═══ Records shown ═══

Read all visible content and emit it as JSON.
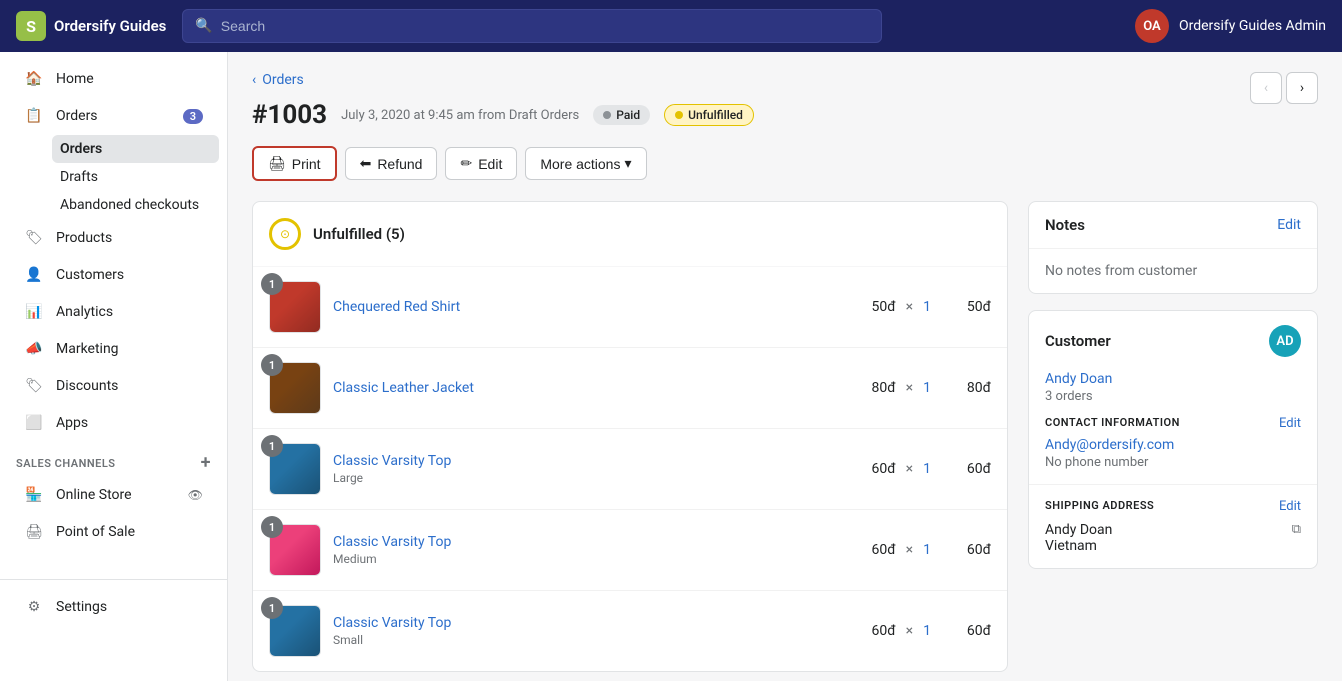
{
  "topnav": {
    "brand": "Ordersify Guides",
    "logo_letter": "S",
    "search_placeholder": "Search",
    "user_initials": "OA",
    "user_name": "Ordersify Guides Admin"
  },
  "sidebar": {
    "main_items": [
      {
        "id": "home",
        "label": "Home",
        "icon": "home"
      },
      {
        "id": "orders",
        "label": "Orders",
        "icon": "orders",
        "badge": "3"
      },
      {
        "id": "products",
        "label": "Products",
        "icon": "products"
      },
      {
        "id": "customers",
        "label": "Customers",
        "icon": "customers"
      },
      {
        "id": "analytics",
        "label": "Analytics",
        "icon": "analytics"
      },
      {
        "id": "marketing",
        "label": "Marketing",
        "icon": "marketing"
      },
      {
        "id": "discounts",
        "label": "Discounts",
        "icon": "discounts"
      },
      {
        "id": "apps",
        "label": "Apps",
        "icon": "apps"
      }
    ],
    "orders_sub": [
      {
        "id": "orders-sub",
        "label": "Orders",
        "active": true
      },
      {
        "id": "drafts",
        "label": "Drafts"
      },
      {
        "id": "abandoned",
        "label": "Abandoned checkouts"
      }
    ],
    "sales_channels_label": "SALES CHANNELS",
    "sales_channels": [
      {
        "id": "online-store",
        "label": "Online Store",
        "has_eye": true
      },
      {
        "id": "point-of-sale",
        "label": "Point of Sale"
      }
    ],
    "footer": [
      {
        "id": "settings",
        "label": "Settings",
        "icon": "settings"
      }
    ]
  },
  "breadcrumb": {
    "back_label": "Orders",
    "back_arrow": "‹"
  },
  "order": {
    "number": "#1003",
    "date": "July 3, 2020 at 9:45 am",
    "source": "Draft Orders",
    "from_label": "from",
    "status_paid": "Paid",
    "status_unfulfilled": "Unfulfilled",
    "nav_prev_title": "Previous order",
    "nav_next_title": "Next order"
  },
  "actions": {
    "print": "Print",
    "refund": "Refund",
    "edit": "Edit",
    "more_actions": "More actions"
  },
  "unfulfilled": {
    "title": "Unfulfilled (5)",
    "items": [
      {
        "id": 1,
        "name": "Chequered Red Shirt",
        "variant": "",
        "price": "50đ",
        "qty": "1",
        "total": "50đ",
        "thumb_class": "thumb-red"
      },
      {
        "id": 2,
        "name": "Classic Leather Jacket",
        "variant": "",
        "price": "80đ",
        "qty": "1",
        "total": "80đ",
        "thumb_class": "thumb-brown"
      },
      {
        "id": 3,
        "name": "Classic Varsity Top",
        "variant": "Large",
        "price": "60đ",
        "qty": "1",
        "total": "60đ",
        "thumb_class": "thumb-blue"
      },
      {
        "id": 4,
        "name": "Classic Varsity Top",
        "variant": "Medium",
        "price": "60đ",
        "qty": "1",
        "total": "60đ",
        "thumb_class": "thumb-pink"
      },
      {
        "id": 5,
        "name": "Classic Varsity Top",
        "variant": "Small",
        "price": "60đ",
        "qty": "1",
        "total": "60đ",
        "thumb_class": "thumb-blue"
      }
    ]
  },
  "notes": {
    "title": "Notes",
    "edit_label": "Edit",
    "empty_text": "No notes from customer"
  },
  "customer": {
    "section_title": "Customer",
    "avatar_letters": "AD",
    "name": "Andy Doan",
    "orders_count": "3 orders"
  },
  "contact": {
    "section_label": "CONTACT INFORMATION",
    "edit_label": "Edit",
    "email": "Andy@ordersify.com",
    "phone": "No phone number"
  },
  "shipping": {
    "section_label": "SHIPPING ADDRESS",
    "edit_label": "Edit",
    "name": "Andy Doan",
    "country": "Vietnam"
  }
}
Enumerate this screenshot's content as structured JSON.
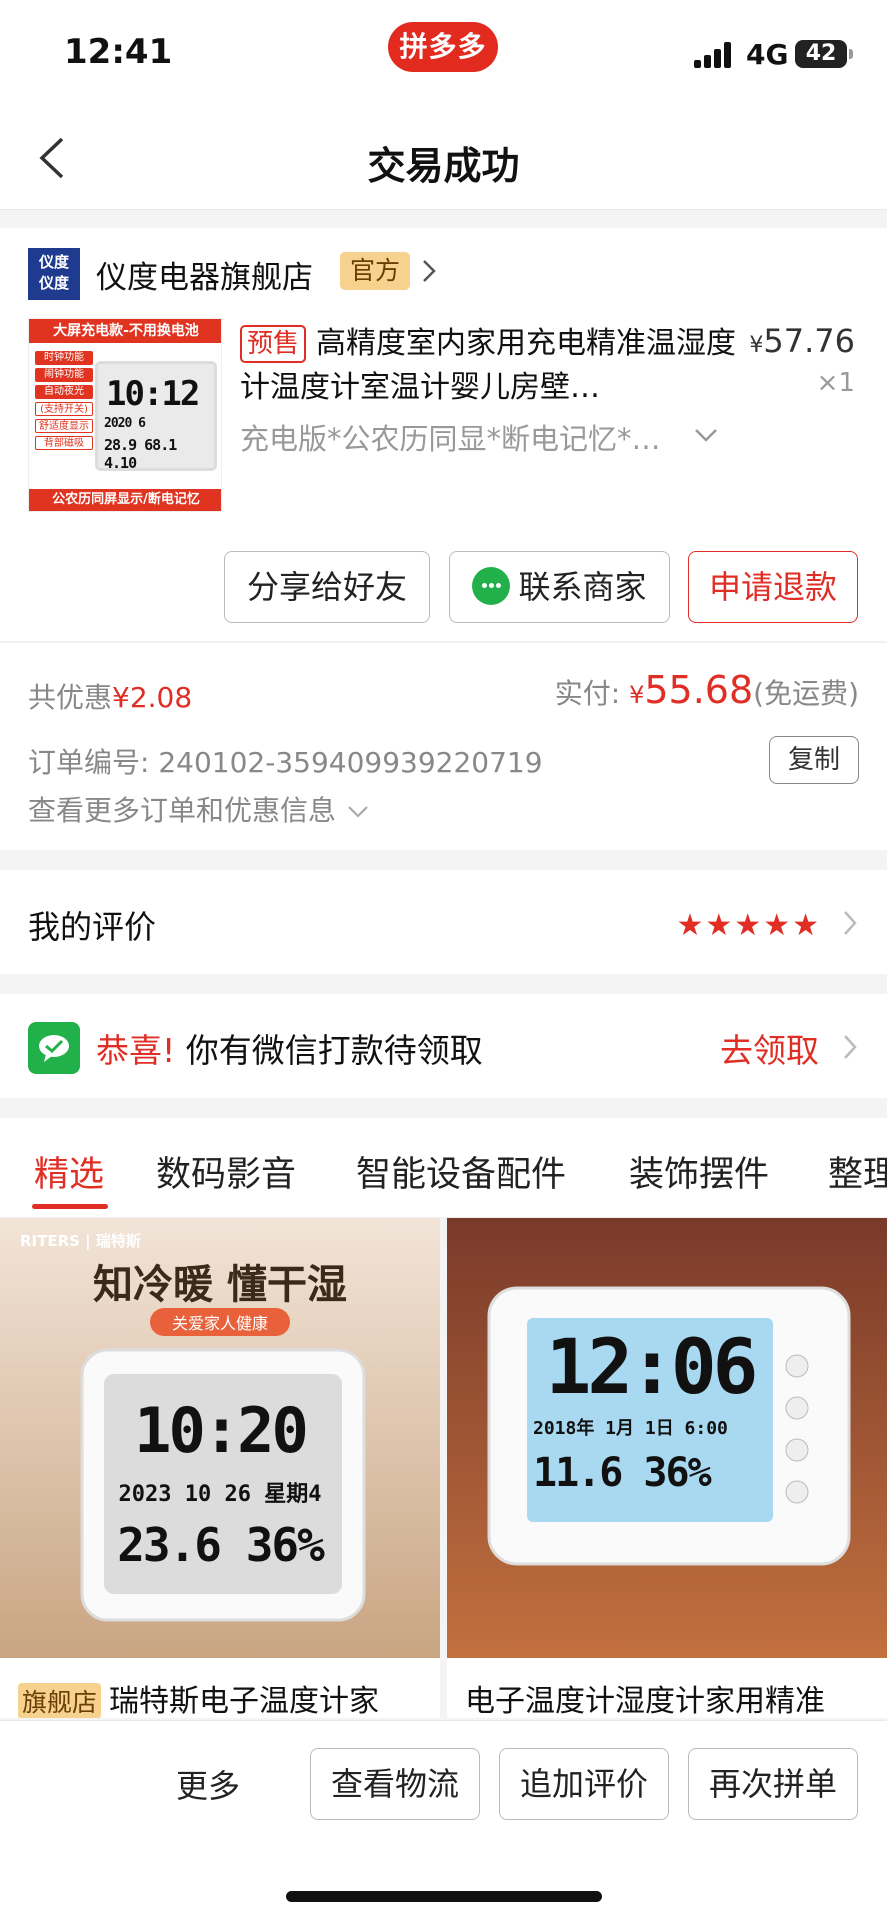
{
  "status": {
    "time": "12:41",
    "app_badge": "拼多多",
    "network": "4G",
    "battery": "42"
  },
  "nav": {
    "title": "交易成功"
  },
  "store": {
    "logo_text": "仪度\n仪度",
    "name": "仪度电器旗舰店",
    "tag": "官方"
  },
  "product": {
    "image_banner_top": "大屏充电款-不用换电池",
    "image_banner_bottom": "公农历同屏显示/断电记忆",
    "image_labels": [
      "时钟功能",
      "闹钟功能",
      "自动夜光",
      "(支持开关)",
      "舒适度显示",
      "背部磁吸"
    ],
    "image_time": "10:12",
    "image_date": "2020 6",
    "image_readings": "28.9 68.1 4.10",
    "presale_tag": "预售",
    "title": "高精度室内家用充电精准温湿度计温度计室温计婴儿房壁…",
    "price_symbol": "¥",
    "price": "57.76",
    "qty": "×1",
    "spec": "充电版*公农历同显*断电记忆*…"
  },
  "actions": {
    "share": "分享给好友",
    "contact": "联系商家",
    "refund": "申请退款"
  },
  "order": {
    "discount_label": "共优惠",
    "discount_value": "¥2.08",
    "paid_label": "实付:",
    "paid_symbol": "¥",
    "paid_value": "55.68",
    "shipping": "(免运费)",
    "order_no": "订单编号: 240102-359409939220719",
    "copy": "复制",
    "more_info": "查看更多订单和优惠信息"
  },
  "review": {
    "label": "我的评价",
    "stars": 5
  },
  "wechat_pay": {
    "congrats": "恭喜!",
    "text": "你有微信打款待领取",
    "action": "去领取"
  },
  "tabs": [
    "精选",
    "数码影音",
    "智能设备配件",
    "装饰摆件",
    "整理"
  ],
  "recommendations": [
    {
      "flag": "旗舰店",
      "name": "瑞特斯电子温度计家",
      "brand": "RITERS | 瑞特斯",
      "headline": "知冷暖 懂干湿",
      "sub": "关爱家人健康",
      "screen_time": "10:20",
      "screen_date": "2023 10 26 星期4",
      "screen_temp": "23.6",
      "screen_hum": "36%"
    },
    {
      "flag": "",
      "name": "电子温度计湿度计家用精准",
      "screen_time": "12:06",
      "screen_date": "2018年 1月 1日 6:00",
      "screen_temp": "11.6",
      "screen_hum": "36%"
    }
  ],
  "bottom": {
    "more": "更多",
    "logistics": "查看物流",
    "add_review": "追加评价",
    "reorder": "再次拼单"
  },
  "colors": {
    "accent": "#e02e24",
    "wechat": "#22b04b",
    "tag_bg": "#f6d28e"
  }
}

═══

== To do ==
Images in the records should not be copied. Repeat all the rest exactly.

== Correct output ==
Read all visible content and emit it as JSON.
{
  "topnav": {
    "brand": "Ordersify Guides",
    "logo_letter": "S",
    "search_placeholder": "Search",
    "user_initials": "OA",
    "user_name": "Ordersify Guides Admin"
  },
  "sidebar": {
    "main_items": [
      {
        "id": "home",
        "label": "Home",
        "icon": "home"
      },
      {
        "id": "orders",
        "label": "Orders",
        "icon": "orders",
        "badge": "3"
      },
      {
        "id": "products",
        "label": "Products",
        "icon": "products"
      },
      {
        "id": "customers",
        "label": "Customers",
        "icon": "customers"
      },
      {
        "id": "analytics",
        "label": "Analytics",
        "icon": "analytics"
      },
      {
        "id": "marketing",
        "label": "Marketing",
        "icon": "marketing"
      },
      {
        "id": "discounts",
        "label": "Discounts",
        "icon": "discounts"
      },
      {
        "id": "apps",
        "label": "Apps",
        "icon": "apps"
      }
    ],
    "orders_sub": [
      {
        "id": "orders-sub",
        "label": "Orders",
        "active": true
      },
      {
        "id": "drafts",
        "label": "Drafts"
      },
      {
        "id": "abandoned",
        "label": "Abandoned checkouts"
      }
    ],
    "sales_channels_label": "SALES CHANNELS",
    "sales_channels": [
      {
        "id": "online-store",
        "label": "Online Store",
        "has_eye": true
      },
      {
        "id": "point-of-sale",
        "label": "Point of Sale"
      }
    ],
    "footer": [
      {
        "id": "settings",
        "label": "Settings",
        "icon": "settings"
      }
    ]
  },
  "breadcrumb": {
    "back_label": "Orders",
    "back_arrow": "‹"
  },
  "order": {
    "number": "#1003",
    "date": "July 3, 2020 at 9:45 am",
    "source": "Draft Orders",
    "from_label": "from",
    "status_paid": "Paid",
    "status_unfulfilled": "Unfulfilled",
    "nav_prev_title": "Previous order",
    "nav_next_title": "Next order"
  },
  "actions": {
    "print": "Print",
    "refund": "Refund",
    "edit": "Edit",
    "more_actions": "More actions"
  },
  "unfulfilled": {
    "title": "Unfulfilled (5)",
    "items": [
      {
        "id": 1,
        "name": "Chequered Red Shirt",
        "variant": "",
        "price": "50đ",
        "qty": "1",
        "total": "50đ",
        "thumb_class": "thumb-red"
      },
      {
        "id": 2,
        "name": "Classic Leather Jacket",
        "variant": "",
        "price": "80đ",
        "qty": "1",
        "total": "80đ",
        "thumb_class": "thumb-brown"
      },
      {
        "id": 3,
        "name": "Classic Varsity Top",
        "variant": "Large",
        "price": "60đ",
        "qty": "1",
        "total": "60đ",
        "thumb_class": "thumb-blue"
      },
      {
        "id": 4,
        "name": "Classic Varsity Top",
        "variant": "Medium",
        "price": "60đ",
        "qty": "1",
        "total": "60đ",
        "thumb_class": "thumb-pink"
      },
      {
        "id": 5,
        "name": "Classic Varsity Top",
        "variant": "Small",
        "price": "60đ",
        "qty": "1",
        "total": "60đ",
        "thumb_class": "thumb-blue"
      }
    ]
  },
  "notes": {
    "title": "Notes",
    "edit_label": "Edit",
    "empty_text": "No notes from customer"
  },
  "customer": {
    "section_title": "Customer",
    "avatar_letters": "AD",
    "name": "Andy Doan",
    "orders_count": "3 orders"
  },
  "contact": {
    "section_label": "CONTACT INFORMATION",
    "edit_label": "Edit",
    "email": "Andy@ordersify.com",
    "phone": "No phone number"
  },
  "shipping": {
    "section_label": "SHIPPING ADDRESS",
    "edit_label": "Edit",
    "name": "Andy Doan",
    "country": "Vietnam"
  }
}
Enumerate this screenshot's content as structured JSON.
{
  "status": {
    "time": "12:41",
    "app_badge": "拼多多",
    "network": "4G",
    "battery": "42"
  },
  "nav": {
    "title": "交易成功"
  },
  "store": {
    "logo_text": "仪度\n仪度",
    "name": "仪度电器旗舰店",
    "tag": "官方"
  },
  "product": {
    "image_banner_top": "大屏充电款-不用换电池",
    "image_banner_bottom": "公农历同屏显示/断电记忆",
    "image_labels": [
      "时钟功能",
      "闹钟功能",
      "自动夜光",
      "(支持开关)",
      "舒适度显示",
      "背部磁吸"
    ],
    "image_time": "10:12",
    "image_date": "2020 6",
    "image_readings": "28.9 68.1 4.10",
    "presale_tag": "预售",
    "title": "高精度室内家用充电精准温湿度计温度计室温计婴儿房壁…",
    "price_symbol": "¥",
    "price": "57.76",
    "qty": "×1",
    "spec": "充电版*公农历同显*断电记忆*…"
  },
  "actions": {
    "share": "分享给好友",
    "contact": "联系商家",
    "refund": "申请退款"
  },
  "order": {
    "discount_label": "共优惠",
    "discount_value": "¥2.08",
    "paid_label": "实付:",
    "paid_symbol": "¥",
    "paid_value": "55.68",
    "shipping": "(免运费)",
    "order_no": "订单编号: 240102-359409939220719",
    "copy": "复制",
    "more_info": "查看更多订单和优惠信息"
  },
  "review": {
    "label": "我的评价",
    "stars": 5
  },
  "wechat_pay": {
    "congrats": "恭喜!",
    "text": "你有微信打款待领取",
    "action": "去领取"
  },
  "tabs": [
    "精选",
    "数码影音",
    "智能设备配件",
    "装饰摆件",
    "整理"
  ],
  "recommendations": [
    {
      "flag": "旗舰店",
      "name": "瑞特斯电子温度计家",
      "brand": "RITERS | 瑞特斯",
      "headline": "知冷暖 懂干湿",
      "sub": "关爱家人健康",
      "screen_time": "10:20",
      "screen_date": "2023 10 26 星期4",
      "screen_temp": "23.6",
      "screen_hum": "36%"
    },
    {
      "flag": "",
      "name": "电子温度计湿度计家用精准",
      "screen_time": "12:06",
      "screen_date": "2018年 1月 1日 6:00",
      "screen_temp": "11.6",
      "screen_hum": "36%"
    }
  ],
  "bottom": {
    "more": "更多",
    "logistics": "查看物流",
    "add_review": "追加评价",
    "reorder": "再次拼单"
  },
  "colors": {
    "accent": "#e02e24",
    "wechat": "#22b04b",
    "tag_bg": "#f6d28e"
  }
}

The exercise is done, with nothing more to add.